Food Prices Set to Climb in Mississauga
Published December 6, 2016 at 7:50 pm
Even though we recently learned that major grocery chains are reducing prices, it looks like Mississauga shoppers may actually spend more on food in 2017.
According to Canada’s Food Price Report, food prices are expected to rise above the acceptable inflation rate in 2017. The report notes that the “sweet spot” for food inflation is between one and two per cent every year. Next year, food prices are expected to potentially rise somewhere from three to five per cent.
In terms of hard numbers, the average Canadian family could see their food expenses increase by up to $420 next year.
The news may come as a shock because food prices were indeed dipping (hence the move from Loblaws and Metro to slash prices). According to the report, food price decreases at the retail were “surprising and unexpected.” Early in the year, prices soared, only to come down (to much fanfare) in the later months.

◆ **Recorded information**
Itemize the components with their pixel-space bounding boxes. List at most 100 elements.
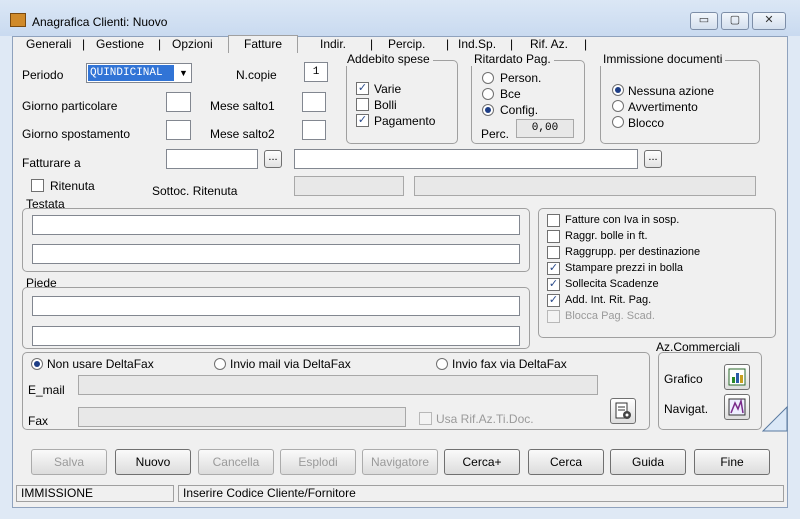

◆ **Objectives**
a) Answer these questions about the Mississauga food prices article above:
(i) According to the report, what yearly range is the "sweet spot" for food inflation?
(ii) By how much could the average Canadian family's food expenses increase next year?
(iii) Which two grocery companies moved to slash prices?
b) Could you resume the Mississauga food prices article, starting right after its last sentence?

◆ **Response list**
a)
(i) Between one and two per cent.
(ii) By up to $420.
(iii) Loblaws and Metro.

b)
“Food prices are top of mind for everyone. Every single day we have to feed ourselves and we’re victims of fluctuating food prices,” says Sylvain Charlebois, lead author of the report and Dean of the Faculty of Management at Dalhousie University. “The biggest factor will be the falling Canadian dollar. Given how many food products we import from abroad our food economy is vulnerable to currency fluctuations. We’re also expecting the upcoming Trump administration to have an impact on Canada’s food prices.”
That’s right, one important–and very strange–reason behind the projected increase is, believe it or not, Donald Trump’s unprecedented (and perhaps tragic) presidential victory. If Trump makes good on his promise to deport farm workers who are not in the U.S. legally, the dearth of employees could drive up prices and the increase will be passed onto consumers, including Canadian ones.
Charlebois also said the new Trump administration could “create a period of U.S. protectionism aimed at improving domestic issues at the expense of the international community, impacting agri-food and seafood exports.”
As for which foods will get more expensive, the report predicts an increase in vegetable, fruit and nut prices. Vegetables could increase by four to six per cent and fruit and nuts by three to five per cent. Those foods are expected to increase in price due to “high imported quantities” and “deficiencies in the supply chain set in motion by La Nina, a well-known weather phenomenon which occurs following El Nino.” This impact will be hit northern regions the hardest (that’s us!).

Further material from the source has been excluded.